> _WHAT YOU HAVE TO DO_
Write the number of lines holding the word "como", and nothing else.

Records excerpted from a collection
■ ■ ■ ■ ■ ■ ■

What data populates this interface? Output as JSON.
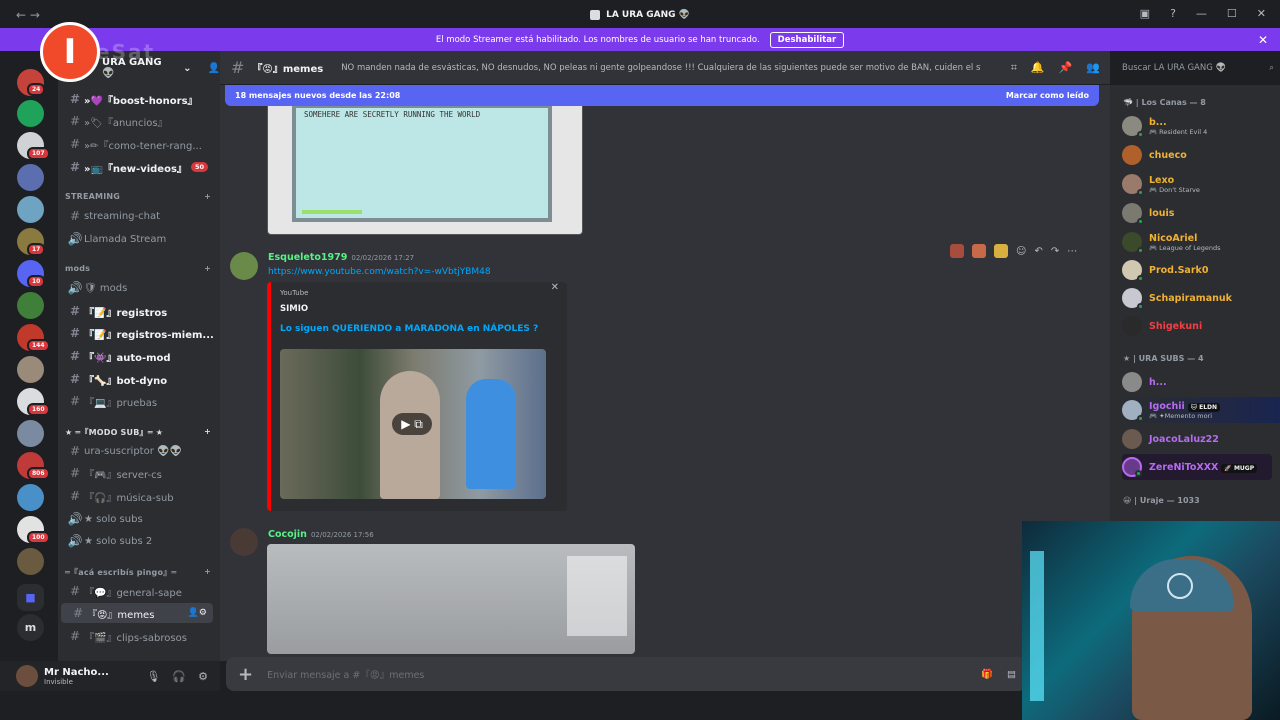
{
  "window": {
    "title": "LA URA GANG 👽"
  },
  "banner": {
    "text": "El modo Streamer está habilitado. Los nombres de usuario se han truncado.",
    "button": "Deshabilitar"
  },
  "server": {
    "name": "URA GANG 👽"
  },
  "sidebar": {
    "channels": [
      {
        "label": "»💜『boost-honors』",
        "unread": true
      },
      {
        "label": "»🏷『anuncios』",
        "unread": false
      },
      {
        "label": "»✏『como-tener-rang...",
        "unread": false
      },
      {
        "label": "»📺『new-videos』",
        "unread": true,
        "badge": "50"
      }
    ],
    "cat_streaming": "STREAMING",
    "streaming": [
      {
        "label": "streaming-chat",
        "icon": "#"
      },
      {
        "label": "Llamada Stream",
        "icon": "🔊"
      }
    ],
    "cat_mods": "mods",
    "mods": [
      {
        "label": "🛡 mods",
        "icon": "🔊",
        "unread": false
      },
      {
        "label": "『📝』registros",
        "unread": true
      },
      {
        "label": "『📝』registros-miem...",
        "unread": true
      },
      {
        "label": "『👾』auto-mod",
        "unread": true
      },
      {
        "label": "『🦴』bot-dyno",
        "unread": true
      },
      {
        "label": "『💻』pruebas",
        "unread": false
      }
    ],
    "cat_sub": "★ ═『MODO SUB』═ ★",
    "sub": [
      {
        "label": "ura-suscriptor 👽👽",
        "icon": "#"
      },
      {
        "label": "『🎮』server-cs",
        "icon": "#"
      },
      {
        "label": "『🎧』música-sub",
        "icon": "#"
      },
      {
        "label": "★ solo subs",
        "icon": "🔊"
      },
      {
        "label": "★ solo subs 2",
        "icon": "🔊"
      }
    ],
    "cat_pingo": "═『acá escribís pingo』═",
    "pingo": [
      {
        "label": "『💬』general-sape"
      },
      {
        "label": "『😡』memes",
        "active": true
      },
      {
        "label": "『🎬』clips-sabrosos"
      }
    ]
  },
  "rail": {
    "badges": [
      "24",
      "107",
      "17",
      "10",
      "144",
      "160",
      "806",
      "100"
    ],
    "letter": "m"
  },
  "user": {
    "name": "Mr Nacho...",
    "status": "Invisible"
  },
  "channel": {
    "name": "『😡』memes",
    "topic": "NO manden nada de esvásticas, NO desnudos, NO peleas ni gente golpeandose !!! Cualquiera de las siguientes puede ser motivo de BAN, cuiden el stream!"
  },
  "search": {
    "placeholder": "Buscar LA URA GANG 👽"
  },
  "newbar": {
    "text": "18 mensajes nuevos desde las 22:08",
    "mark": "Marcar como leído"
  },
  "image1": {
    "caption": "SOMEHERE ARE SECRETLY RUNNING THE WORLD"
  },
  "messages": [
    {
      "author": "Esqueleto1979",
      "time": "02/02/2026 17:27",
      "color": "#57f287",
      "link": "https://www.youtube.com/watch?v=-wVbtjYBM48",
      "embed": {
        "provider": "YouTube",
        "author": "SIMIO",
        "title": "Lo siguen QUERIENDO a MARADONA en NÁPOLES ?"
      }
    },
    {
      "author": "Cocojin",
      "time": "02/02/2026 17:56",
      "color": "#57f287"
    }
  ],
  "composer": {
    "placeholder": "Enviar mensaje a #『😡』memes"
  },
  "members": {
    "groups": [
      {
        "title": "🦈 | Los Canas — 8",
        "items": [
          {
            "name": "b...",
            "activity": "🎮 Resident Evil 4",
            "color": "#f0b232"
          },
          {
            "name": "chueco",
            "activity": "",
            "color": "#f0b232"
          },
          {
            "name": "Lexo",
            "activity": "🎮 Don't Starve",
            "color": "#f0b232"
          },
          {
            "name": "louis",
            "activity": "",
            "color": "#f0b232"
          },
          {
            "name": "NicoAriel",
            "activity": "🎮 League of Legends",
            "color": "#f0b232"
          },
          {
            "name": "Prod.Sark0",
            "activity": "",
            "color": "#f0b232"
          },
          {
            "name": "Schapiramanuk",
            "activity": "",
            "color": "#f0b232"
          },
          {
            "name": "Shigekuni",
            "activity": "",
            "color": "#f23f43"
          }
        ]
      },
      {
        "title": "★ | URA SUBS — 4",
        "items": [
          {
            "name": "h...",
            "activity": "",
            "color": "#b56cf0"
          },
          {
            "name": "Igochii",
            "tag": "🐱 ELDN",
            "activity": "🎮 ✦Memento mori",
            "color": "#b56cf0"
          },
          {
            "name": "JoacoLaluz22",
            "activity": "",
            "color": "#b56cf0"
          },
          {
            "name": "ZereNiToXXX",
            "tag": "🚀 MUGP",
            "activity": "",
            "color": "#b56cf0"
          }
        ]
      },
      {
        "title": "😀 | Uraje — 1033",
        "items": []
      }
    ]
  },
  "colors": {
    "accent": "#7c3aed",
    "blurple": "#5865f2",
    "link": "#00a8fc",
    "bg": "#313338"
  }
}
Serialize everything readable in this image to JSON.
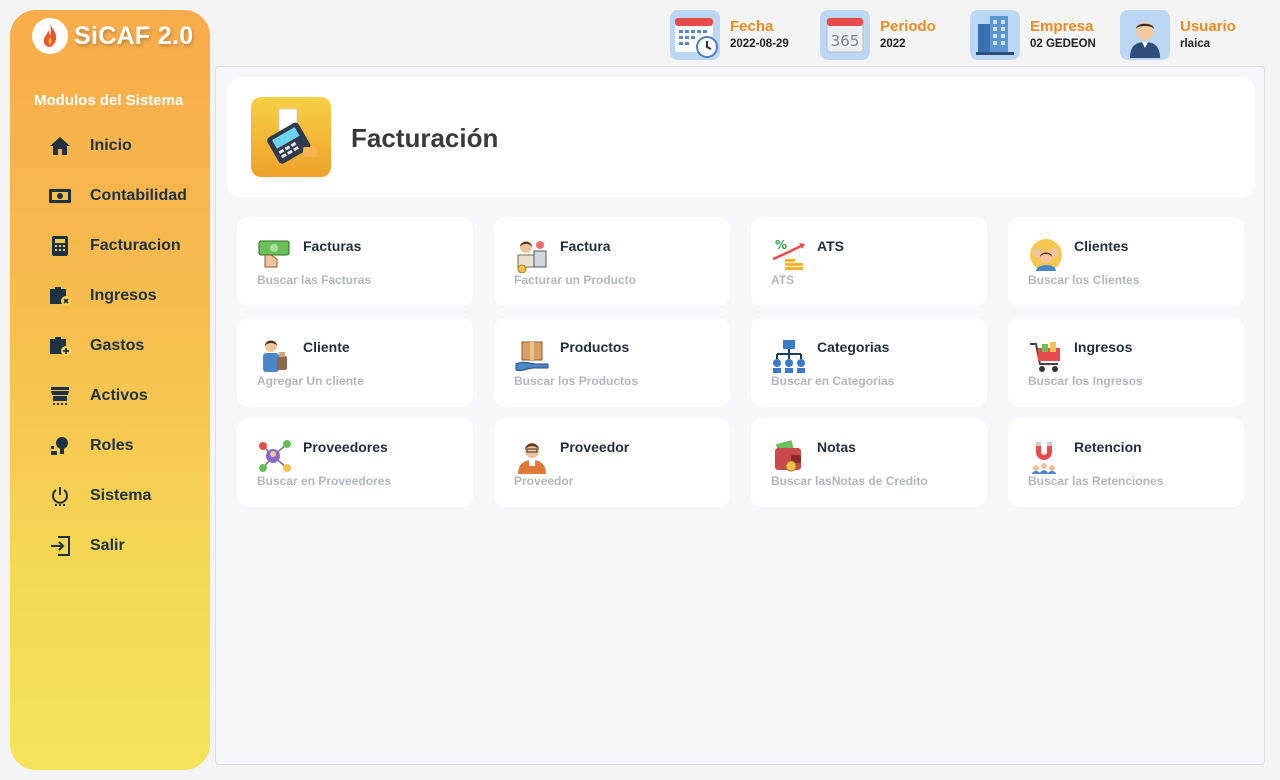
{
  "brand": {
    "title": "SiCAF 2.0"
  },
  "sidebar": {
    "section_title": "Modulos del Sistema",
    "items": [
      {
        "label": "Inicio",
        "icon": "home-icon"
      },
      {
        "label": "Contabilidad",
        "icon": "money-icon"
      },
      {
        "label": "Facturacion",
        "icon": "calculator-icon"
      },
      {
        "label": "Ingresos",
        "icon": "briefcase-x-icon"
      },
      {
        "label": "Gastos",
        "icon": "briefcase-plus-icon"
      },
      {
        "label": "Activos",
        "icon": "store-icon"
      },
      {
        "label": "Roles",
        "icon": "user-roles-icon"
      },
      {
        "label": "Sistema",
        "icon": "power-icon"
      },
      {
        "label": "Salir",
        "icon": "exit-icon"
      }
    ]
  },
  "header": {
    "fecha": {
      "label": "Fecha",
      "value": "2022-08-29",
      "icon": "calendar-clock-icon"
    },
    "periodo": {
      "label": "Periodo",
      "value": "2022",
      "icon": "calendar-365-icon"
    },
    "empresa": {
      "label": "Empresa",
      "value": "02 GEDEON",
      "icon": "building-icon"
    },
    "usuario": {
      "label": "Usuario",
      "value": "rlaica",
      "icon": "user-avatar-icon"
    }
  },
  "page": {
    "title": "Facturación",
    "icon": "payment-terminal-icon"
  },
  "cards": [
    {
      "title": "Facturas",
      "subtitle": "Buscar las Facturas",
      "icon": "cash-hand-icon"
    },
    {
      "title": "Factura",
      "subtitle": "Facturar un Producto",
      "icon": "cashier-icon"
    },
    {
      "title": "ATS",
      "subtitle": "ATS",
      "icon": "percent-growth-icon"
    },
    {
      "title": "Clientes",
      "subtitle": "Buscar los Clientes",
      "icon": "clients-group-icon"
    },
    {
      "title": "Cliente",
      "subtitle": "Agregar Un cliente",
      "icon": "customer-icon"
    },
    {
      "title": "Productos",
      "subtitle": "Buscar los Productos",
      "icon": "product-box-icon"
    },
    {
      "title": "Categorias",
      "subtitle": "Buscar en Categorias",
      "icon": "hierarchy-icon"
    },
    {
      "title": "Ingresos",
      "subtitle": "Buscar los Ingresos",
      "icon": "shopping-cart-icon"
    },
    {
      "title": "Proveedores",
      "subtitle": "Buscar en Proveedores",
      "icon": "supplier-network-icon"
    },
    {
      "title": "Proveedor",
      "subtitle": "Proveedor",
      "icon": "supplier-person-icon"
    },
    {
      "title": "Notas",
      "subtitle": "Buscar lasNotas de Credito",
      "icon": "wallet-icon"
    },
    {
      "title": "Retencion",
      "subtitle": "Buscar las Retenciones",
      "icon": "magnet-icon"
    }
  ],
  "colors": {
    "accent": "#ee8a1f",
    "nav_text": "#1d3344",
    "sidebar_top": "#f8ab4a",
    "sidebar_bottom": "#f4e35b"
  }
}
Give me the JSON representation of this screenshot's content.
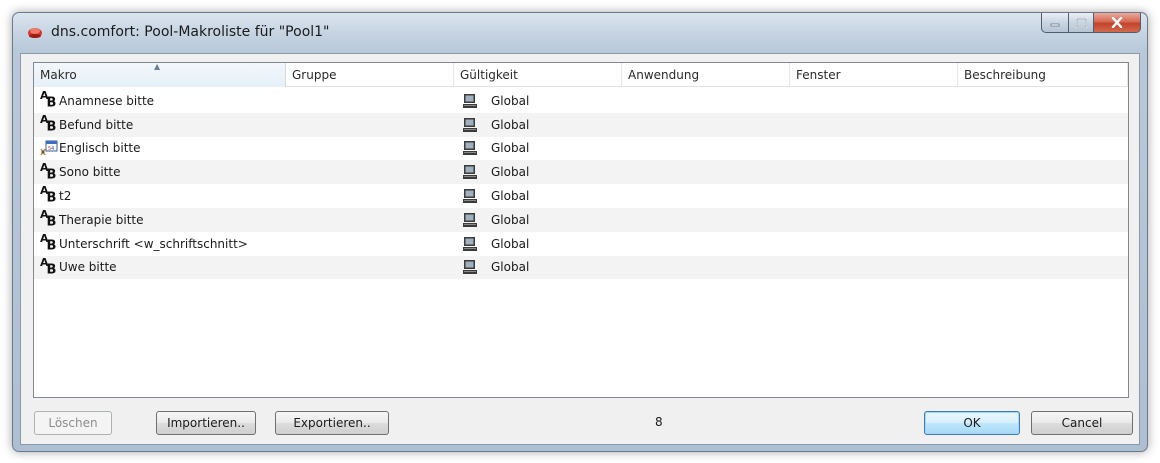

■ ■ ■ ■ ■ ■ ■

> _FINAL RESULT_
2